» **What is required**
Reproduce each line of the records below verbatim, omitting the pictures from your answer.

◆ ◆ ◆ ◆

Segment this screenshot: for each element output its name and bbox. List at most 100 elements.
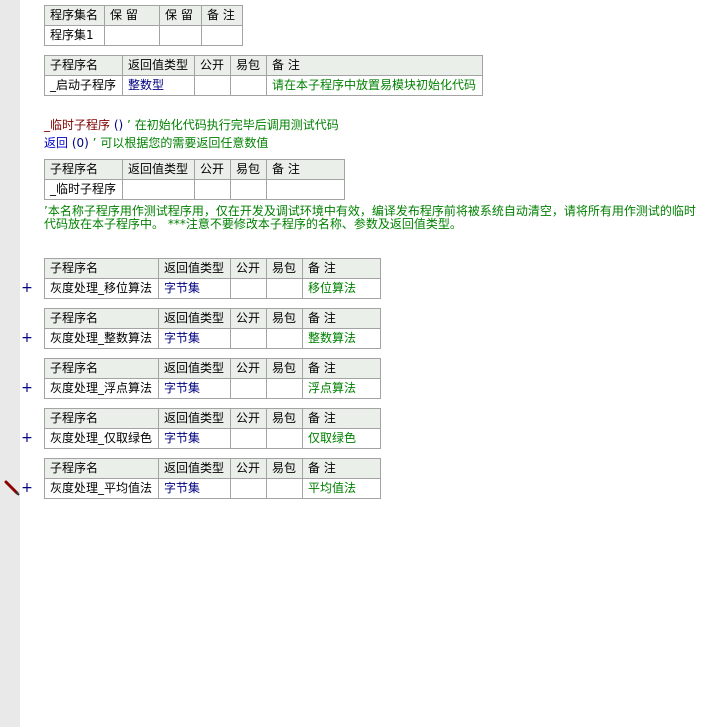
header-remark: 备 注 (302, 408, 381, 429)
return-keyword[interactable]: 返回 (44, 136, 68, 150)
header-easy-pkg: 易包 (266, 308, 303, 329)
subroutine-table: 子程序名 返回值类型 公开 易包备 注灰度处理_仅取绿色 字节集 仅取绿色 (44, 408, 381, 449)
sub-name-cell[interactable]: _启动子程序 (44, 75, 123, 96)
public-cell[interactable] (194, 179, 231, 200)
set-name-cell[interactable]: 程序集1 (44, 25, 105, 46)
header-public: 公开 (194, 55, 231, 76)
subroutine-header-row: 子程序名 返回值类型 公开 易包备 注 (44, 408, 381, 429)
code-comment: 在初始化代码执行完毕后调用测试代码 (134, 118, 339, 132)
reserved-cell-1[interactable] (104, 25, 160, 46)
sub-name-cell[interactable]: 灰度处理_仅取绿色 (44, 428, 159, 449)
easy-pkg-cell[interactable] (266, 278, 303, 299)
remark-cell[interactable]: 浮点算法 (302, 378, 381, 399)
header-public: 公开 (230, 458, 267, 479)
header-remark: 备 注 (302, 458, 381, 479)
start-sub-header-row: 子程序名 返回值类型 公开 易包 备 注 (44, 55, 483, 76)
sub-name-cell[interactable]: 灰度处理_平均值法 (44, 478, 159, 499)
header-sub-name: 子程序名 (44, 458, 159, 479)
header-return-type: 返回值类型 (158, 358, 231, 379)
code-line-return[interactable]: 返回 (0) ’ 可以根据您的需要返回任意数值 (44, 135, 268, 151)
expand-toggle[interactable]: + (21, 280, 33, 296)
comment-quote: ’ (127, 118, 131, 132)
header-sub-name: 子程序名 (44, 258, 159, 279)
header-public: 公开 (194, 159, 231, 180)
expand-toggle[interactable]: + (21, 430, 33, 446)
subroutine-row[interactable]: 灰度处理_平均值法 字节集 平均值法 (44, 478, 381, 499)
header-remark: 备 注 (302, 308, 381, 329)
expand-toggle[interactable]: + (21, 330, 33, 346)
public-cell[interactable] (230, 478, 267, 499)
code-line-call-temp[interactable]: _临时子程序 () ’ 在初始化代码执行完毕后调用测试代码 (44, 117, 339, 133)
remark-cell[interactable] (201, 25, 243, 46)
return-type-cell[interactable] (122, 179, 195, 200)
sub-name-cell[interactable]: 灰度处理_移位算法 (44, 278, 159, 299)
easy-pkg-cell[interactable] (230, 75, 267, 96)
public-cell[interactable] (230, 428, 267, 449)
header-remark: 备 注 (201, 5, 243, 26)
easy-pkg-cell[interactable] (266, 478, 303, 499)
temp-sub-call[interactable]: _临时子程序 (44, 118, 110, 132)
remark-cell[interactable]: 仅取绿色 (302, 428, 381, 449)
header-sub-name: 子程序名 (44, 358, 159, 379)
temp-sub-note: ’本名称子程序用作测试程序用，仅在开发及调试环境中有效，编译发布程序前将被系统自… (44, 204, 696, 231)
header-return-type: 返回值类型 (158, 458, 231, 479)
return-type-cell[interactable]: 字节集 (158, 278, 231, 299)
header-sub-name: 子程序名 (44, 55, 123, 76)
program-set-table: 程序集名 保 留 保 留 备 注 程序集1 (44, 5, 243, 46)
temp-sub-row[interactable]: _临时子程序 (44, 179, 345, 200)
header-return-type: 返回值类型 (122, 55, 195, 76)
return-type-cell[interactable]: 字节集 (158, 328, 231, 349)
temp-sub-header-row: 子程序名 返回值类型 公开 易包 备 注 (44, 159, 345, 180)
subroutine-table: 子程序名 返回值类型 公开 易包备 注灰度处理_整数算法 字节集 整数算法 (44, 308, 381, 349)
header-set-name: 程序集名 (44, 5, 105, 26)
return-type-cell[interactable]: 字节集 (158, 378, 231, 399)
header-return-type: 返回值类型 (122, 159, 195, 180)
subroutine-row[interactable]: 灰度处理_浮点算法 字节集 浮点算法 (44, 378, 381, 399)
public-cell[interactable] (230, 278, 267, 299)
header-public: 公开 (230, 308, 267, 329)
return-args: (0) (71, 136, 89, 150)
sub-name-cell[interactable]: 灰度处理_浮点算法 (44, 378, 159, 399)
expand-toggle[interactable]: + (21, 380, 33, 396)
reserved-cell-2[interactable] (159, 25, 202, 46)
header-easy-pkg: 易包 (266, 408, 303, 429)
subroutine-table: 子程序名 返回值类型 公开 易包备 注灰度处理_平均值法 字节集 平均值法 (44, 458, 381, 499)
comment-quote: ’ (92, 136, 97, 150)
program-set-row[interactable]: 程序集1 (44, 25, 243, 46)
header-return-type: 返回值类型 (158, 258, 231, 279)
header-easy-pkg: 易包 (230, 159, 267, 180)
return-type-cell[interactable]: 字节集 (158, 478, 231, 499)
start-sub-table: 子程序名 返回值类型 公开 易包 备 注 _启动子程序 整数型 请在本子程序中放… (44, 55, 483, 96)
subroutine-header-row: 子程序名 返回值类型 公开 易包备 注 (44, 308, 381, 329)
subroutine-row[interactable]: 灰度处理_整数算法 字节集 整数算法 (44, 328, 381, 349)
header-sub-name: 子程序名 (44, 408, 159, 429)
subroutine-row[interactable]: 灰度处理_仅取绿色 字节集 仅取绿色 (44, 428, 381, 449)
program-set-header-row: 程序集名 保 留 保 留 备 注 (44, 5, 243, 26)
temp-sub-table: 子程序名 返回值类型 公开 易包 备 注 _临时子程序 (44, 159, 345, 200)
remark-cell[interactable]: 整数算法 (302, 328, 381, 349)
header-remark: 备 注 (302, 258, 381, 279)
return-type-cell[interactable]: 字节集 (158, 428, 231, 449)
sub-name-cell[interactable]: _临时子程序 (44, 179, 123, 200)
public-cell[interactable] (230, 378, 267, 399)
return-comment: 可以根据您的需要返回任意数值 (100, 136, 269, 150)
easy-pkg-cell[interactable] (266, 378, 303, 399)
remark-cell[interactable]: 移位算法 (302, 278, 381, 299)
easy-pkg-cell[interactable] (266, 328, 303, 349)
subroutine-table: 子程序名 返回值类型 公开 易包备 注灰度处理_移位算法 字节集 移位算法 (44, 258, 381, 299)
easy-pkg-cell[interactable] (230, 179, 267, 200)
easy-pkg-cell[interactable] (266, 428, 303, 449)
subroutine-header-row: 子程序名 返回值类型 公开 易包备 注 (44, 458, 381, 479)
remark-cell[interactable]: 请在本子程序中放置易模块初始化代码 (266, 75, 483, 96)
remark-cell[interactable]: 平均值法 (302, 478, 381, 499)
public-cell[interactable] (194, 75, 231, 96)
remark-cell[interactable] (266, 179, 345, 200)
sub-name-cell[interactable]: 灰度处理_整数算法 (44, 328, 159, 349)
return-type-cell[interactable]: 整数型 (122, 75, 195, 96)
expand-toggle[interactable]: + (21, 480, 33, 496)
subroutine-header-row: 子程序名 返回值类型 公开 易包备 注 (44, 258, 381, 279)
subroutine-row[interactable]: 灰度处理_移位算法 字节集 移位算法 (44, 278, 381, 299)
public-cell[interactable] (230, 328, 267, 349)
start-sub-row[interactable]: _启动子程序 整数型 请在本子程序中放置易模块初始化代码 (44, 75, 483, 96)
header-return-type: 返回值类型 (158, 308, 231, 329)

◆ ◆ ◆ ◆

» **Answer to this exercise**
Segment this screenshot: for each element output its name and bbox. List at most 100 elements.
header-remark: 备 注 (302, 408, 381, 429)
return-keyword[interactable]: 返回 (44, 136, 68, 150)
header-easy-pkg: 易包 (266, 308, 303, 329)
subroutine-table: 子程序名 返回值类型 公开 易包备 注灰度处理_仅取绿色 字节集 仅取绿色 (44, 408, 381, 449)
sub-name-cell[interactable]: _启动子程序 (44, 75, 123, 96)
public-cell[interactable] (194, 179, 231, 200)
set-name-cell[interactable]: 程序集1 (44, 25, 105, 46)
header-public: 公开 (194, 55, 231, 76)
subroutine-header-row: 子程序名 返回值类型 公开 易包备 注 (44, 408, 381, 429)
code-comment: 在初始化代码执行完毕后调用测试代码 (134, 118, 339, 132)
reserved-cell-1[interactable] (104, 25, 160, 46)
sub-name-cell[interactable]: 灰度处理_仅取绿色 (44, 428, 159, 449)
easy-pkg-cell[interactable] (266, 278, 303, 299)
remark-cell[interactable]: 浮点算法 (302, 378, 381, 399)
header-public: 公开 (230, 458, 267, 479)
header-remark: 备 注 (302, 458, 381, 479)
start-sub-header-row: 子程序名 返回值类型 公开 易包 备 注 (44, 55, 483, 76)
sub-name-cell[interactable]: 灰度处理_平均值法 (44, 478, 159, 499)
header-sub-name: 子程序名 (44, 458, 159, 479)
header-return-type: 返回值类型 (158, 358, 231, 379)
code-line-return[interactable]: 返回 (0) ’ 可以根据您的需要返回任意数值 (44, 135, 268, 151)
expand-toggle[interactable]: + (21, 280, 33, 296)
comment-quote: ’ (127, 118, 131, 132)
header-sub-name: 子程序名 (44, 258, 159, 279)
header-public: 公开 (194, 159, 231, 180)
expand-toggle[interactable]: + (21, 430, 33, 446)
subroutine-row[interactable]: 灰度处理_平均值法 字节集 平均值法 (44, 478, 381, 499)
header-remark: 备 注 (302, 308, 381, 329)
expand-toggle[interactable]: + (21, 330, 33, 346)
public-cell[interactable] (230, 478, 267, 499)
code-line-call-temp[interactable]: _临时子程序 () ’ 在初始化代码执行完毕后调用测试代码 (44, 117, 339, 133)
remark-cell[interactable] (201, 25, 243, 46)
return-type-cell[interactable] (122, 179, 195, 200)
sub-name-cell[interactable]: 灰度处理_移位算法 (44, 278, 159, 299)
easy-pkg-cell[interactable] (230, 75, 267, 96)
public-cell[interactable] (230, 428, 267, 449)
header-remark: 备 注 (201, 5, 243, 26)
easy-pkg-cell[interactable] (266, 478, 303, 499)
temp-sub-call[interactable]: _临时子程序 (44, 118, 110, 132)
remark-cell[interactable]: 仅取绿色 (302, 428, 381, 449)
header-sub-name: 子程序名 (44, 358, 159, 379)
temp-sub-note: ’本名称子程序用作测试程序用，仅在开发及调试环境中有效，编译发布程序前将被系统自… (44, 204, 696, 231)
header-return-type: 返回值类型 (158, 458, 231, 479)
return-type-cell[interactable]: 字节集 (158, 278, 231, 299)
header-sub-name: 子程序名 (44, 55, 123, 76)
program-set-table: 程序集名 保 留 保 留 备 注 程序集1 (44, 5, 243, 46)
temp-sub-row[interactable]: _临时子程序 (44, 179, 345, 200)
header-return-type: 返回值类型 (122, 55, 195, 76)
return-type-cell[interactable]: 字节集 (158, 328, 231, 349)
temp-sub-header-row: 子程序名 返回值类型 公开 易包 备 注 (44, 159, 345, 180)
subroutine-table: 子程序名 返回值类型 公开 易包备 注灰度处理_整数算法 字节集 整数算法 (44, 308, 381, 349)
header-set-name: 程序集名 (44, 5, 105, 26)
return-type-cell[interactable]: 字节集 (158, 378, 231, 399)
header-return-type: 返回值类型 (122, 159, 195, 180)
subroutine-row[interactable]: 灰度处理_浮点算法 字节集 浮点算法 (44, 378, 381, 399)
public-cell[interactable] (230, 278, 267, 299)
header-public: 公开 (230, 308, 267, 329)
return-args: (0) (71, 136, 89, 150)
sub-name-cell[interactable]: 灰度处理_浮点算法 (44, 378, 159, 399)
expand-toggle[interactable]: + (21, 380, 33, 396)
reserved-cell-2[interactable] (159, 25, 202, 46)
header-easy-pkg: 易包 (266, 408, 303, 429)
subroutine-table: 子程序名 返回值类型 公开 易包备 注灰度处理_平均值法 字节集 平均值法 (44, 458, 381, 499)
comment-quote: ’ (92, 136, 97, 150)
program-set-row[interactable]: 程序集1 (44, 25, 243, 46)
header-return-type: 返回值类型 (158, 258, 231, 279)
header-easy-pkg: 易包 (230, 159, 267, 180)
return-type-cell[interactable]: 字节集 (158, 478, 231, 499)
start-sub-table: 子程序名 返回值类型 公开 易包 备 注 _启动子程序 整数型 请在本子程序中放… (44, 55, 483, 96)
subroutine-header-row: 子程序名 返回值类型 公开 易包备 注 (44, 308, 381, 329)
subroutine-row[interactable]: 灰度处理_整数算法 字节集 整数算法 (44, 328, 381, 349)
header-sub-name: 子程序名 (44, 408, 159, 429)
subroutine-row[interactable]: 灰度处理_仅取绿色 字节集 仅取绿色 (44, 428, 381, 449)
program-set-header-row: 程序集名 保 留 保 留 备 注 (44, 5, 243, 26)
temp-sub-table: 子程序名 返回值类型 公开 易包 备 注 _临时子程序 (44, 159, 345, 200)
remark-cell[interactable]: 整数算法 (302, 328, 381, 349)
header-remark: 备 注 (302, 258, 381, 279)
return-type-cell[interactable]: 字节集 (158, 428, 231, 449)
sub-name-cell[interactable]: _临时子程序 (44, 179, 123, 200)
public-cell[interactable] (230, 378, 267, 399)
return-comment: 可以根据您的需要返回任意数值 (100, 136, 269, 150)
easy-pkg-cell[interactable] (266, 378, 303, 399)
remark-cell[interactable]: 移位算法 (302, 278, 381, 299)
easy-pkg-cell[interactable] (266, 328, 303, 349)
subroutine-table: 子程序名 返回值类型 公开 易包备 注灰度处理_移位算法 字节集 移位算法 (44, 258, 381, 299)
easy-pkg-cell[interactable] (230, 179, 267, 200)
easy-pkg-cell[interactable] (266, 428, 303, 449)
subroutine-header-row: 子程序名 返回值类型 公开 易包备 注 (44, 458, 381, 479)
remark-cell[interactable]: 请在本子程序中放置易模块初始化代码 (266, 75, 483, 96)
remark-cell[interactable]: 平均值法 (302, 478, 381, 499)
public-cell[interactable] (194, 75, 231, 96)
remark-cell[interactable] (266, 179, 345, 200)
sub-name-cell[interactable]: 灰度处理_整数算法 (44, 328, 159, 349)
return-type-cell[interactable]: 整数型 (122, 75, 195, 96)
expand-toggle[interactable]: + (21, 480, 33, 496)
subroutine-header-row: 子程序名 返回值类型 公开 易包备 注 (44, 258, 381, 279)
subroutine-row[interactable]: 灰度处理_移位算法 字节集 移位算法 (44, 278, 381, 299)
public-cell[interactable] (230, 328, 267, 349)
start-sub-row[interactable]: _启动子程序 整数型 请在本子程序中放置易模块初始化代码 (44, 75, 483, 96)
header-return-type: 返回值类型 (158, 308, 231, 329)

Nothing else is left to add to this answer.